**PROBLEM DESCRIPTION**
Return each line containing "Produktifitas".

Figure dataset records
┌────────

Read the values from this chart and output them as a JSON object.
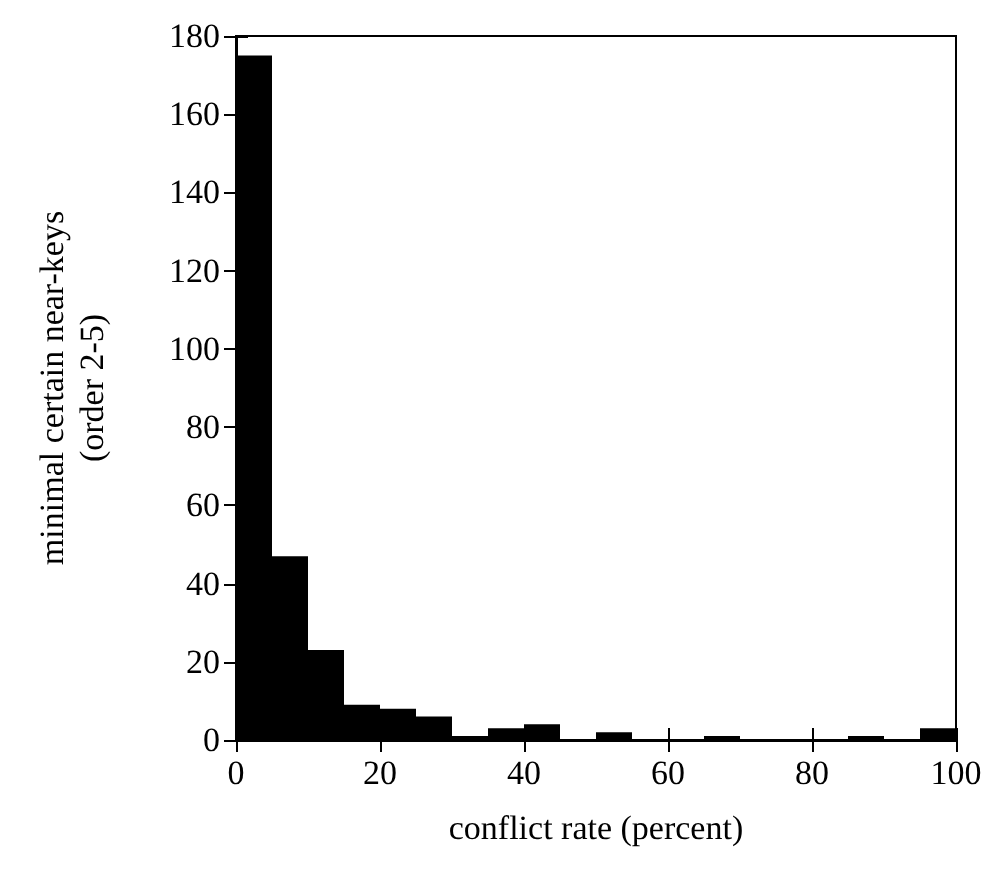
{
  "chart_data": {
    "type": "histogram",
    "xlabel": "conflict rate (percent)",
    "ylabel": "minimal certain near-keys\n(order 2-5)",
    "bins": [
      0,
      5,
      10,
      15,
      20,
      25,
      30,
      35,
      40,
      45,
      50,
      55,
      60,
      65,
      70,
      75,
      80,
      85,
      90,
      95,
      100
    ],
    "values": [
      175,
      47,
      23,
      9,
      8,
      6,
      1,
      3,
      4,
      0,
      2,
      0,
      0,
      1,
      0,
      0,
      0,
      1,
      0,
      3
    ],
    "color": "#000000",
    "xlim": [
      0,
      100
    ],
    "xticks": [
      0,
      20,
      40,
      60,
      80,
      100
    ],
    "ylim": [
      0,
      180
    ],
    "yticks": [
      0,
      20,
      40,
      60,
      80,
      100,
      120,
      140,
      160,
      180
    ],
    "grid": false
  }
}
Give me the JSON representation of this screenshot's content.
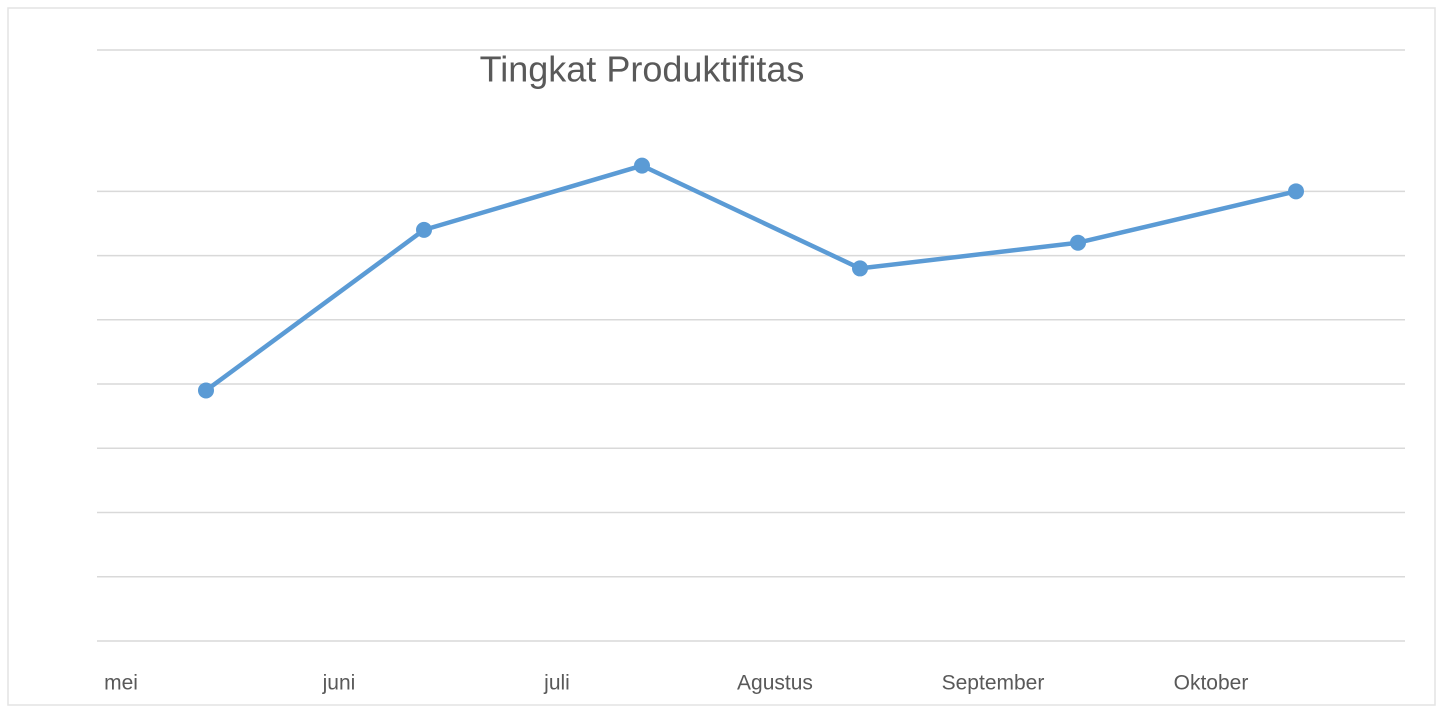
{
  "chart_data": {
    "type": "line",
    "title": "Tingkat Produktifitas",
    "categories": [
      "mei",
      "juni",
      "juli",
      "Agustus",
      "September",
      "Oktober"
    ],
    "series": [
      {
        "name": "Tingkat Produktifitas",
        "color": "#5b9bd5",
        "values": [
          3.9,
          6.4,
          7.4,
          5.8,
          6.2,
          7.0
        ]
      }
    ],
    "ylim": [
      0,
      9.2
    ],
    "yticks": [
      0,
      1,
      2,
      3,
      4,
      5,
      6,
      7
    ],
    "grid": true
  }
}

└────────

**REPLY**
    "title": "Tingkat Produktifitas",
        "name": "Tingkat Produktifitas",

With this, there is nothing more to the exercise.